**Objective**: Look through the listing and locate every line containing the word "GAME"; copy those lines.

Collected data entries

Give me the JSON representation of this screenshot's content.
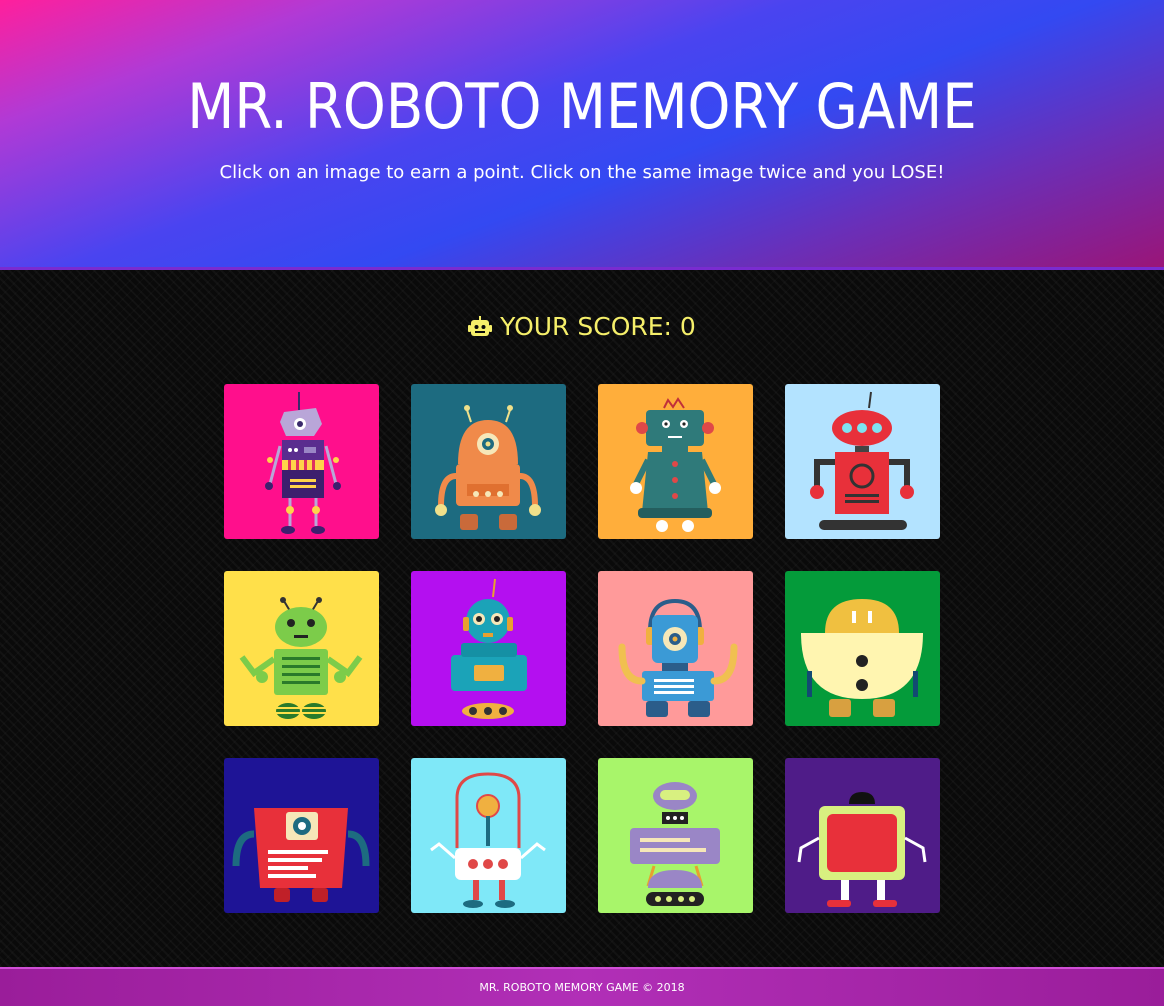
{
  "header": {
    "title": "MR. ROBOTO MEMORY GAME",
    "subtitle": "Click on an image to earn a point. Click on the same image twice and you LOSE!"
  },
  "score": {
    "label": "YOUR SCORE:",
    "value": "0",
    "icon": "robot-icon",
    "color": "#f5ef6a"
  },
  "cards": [
    {
      "name": "robot-card-1",
      "bg": "#ff0f8c"
    },
    {
      "name": "robot-card-2",
      "bg": "#1d6b80"
    },
    {
      "name": "robot-card-3",
      "bg": "#ffae3b"
    },
    {
      "name": "robot-card-4",
      "bg": "#b3e3ff"
    },
    {
      "name": "robot-card-5",
      "bg": "#ffe04a"
    },
    {
      "name": "robot-card-6",
      "bg": "#b40ff0"
    },
    {
      "name": "robot-card-7",
      "bg": "#ff9a9a"
    },
    {
      "name": "robot-card-8",
      "bg": "#049b3a"
    },
    {
      "name": "robot-card-9",
      "bg": "#1e1496"
    },
    {
      "name": "robot-card-10",
      "bg": "#7fe8f8"
    },
    {
      "name": "robot-card-11",
      "bg": "#a8f56a"
    },
    {
      "name": "robot-card-12",
      "bg": "#4f1c88"
    }
  ],
  "footer": {
    "text": "MR. ROBOTO MEMORY GAME © 2018"
  }
}
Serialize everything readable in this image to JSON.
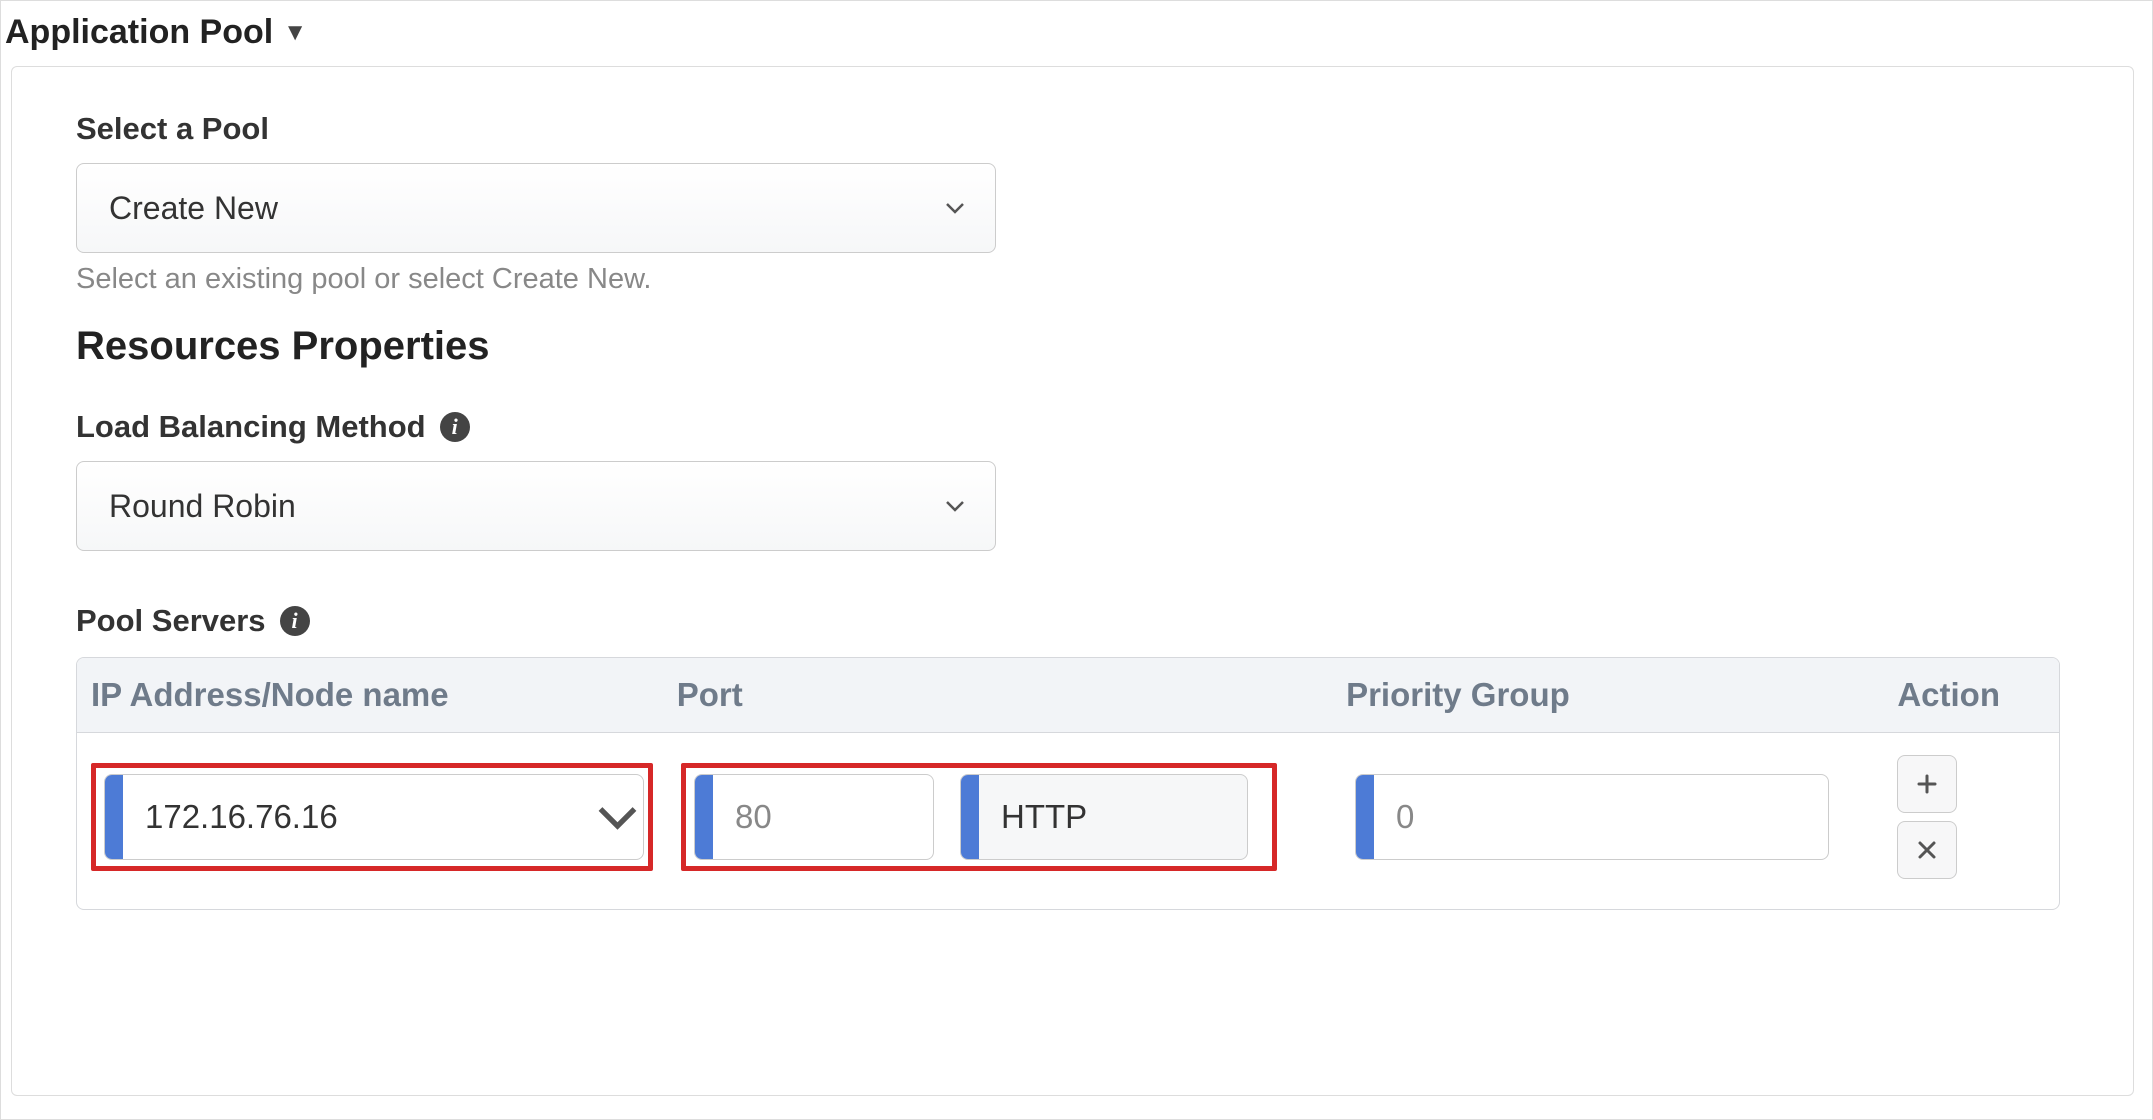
{
  "section": {
    "title": "Application Pool"
  },
  "selectPool": {
    "label": "Select a Pool",
    "value": "Create New",
    "hint": "Select an existing pool or select Create New."
  },
  "resourcesHeading": "Resources Properties",
  "loadBalancing": {
    "label": "Load Balancing Method",
    "value": "Round Robin"
  },
  "poolServers": {
    "label": "Pool Servers",
    "columns": {
      "ip": "IP Address/Node name",
      "port": "Port",
      "priority": "Priority Group",
      "action": "Action"
    },
    "row": {
      "ip": "172.16.76.16",
      "port_placeholder": "80",
      "protocol": "HTTP",
      "priority_placeholder": "0"
    }
  }
}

**The result**:
    "title": "MR. ROBOTO MEMORY GAME",
    "text": "MR. ROBOTO MEMORY GAME © 2018"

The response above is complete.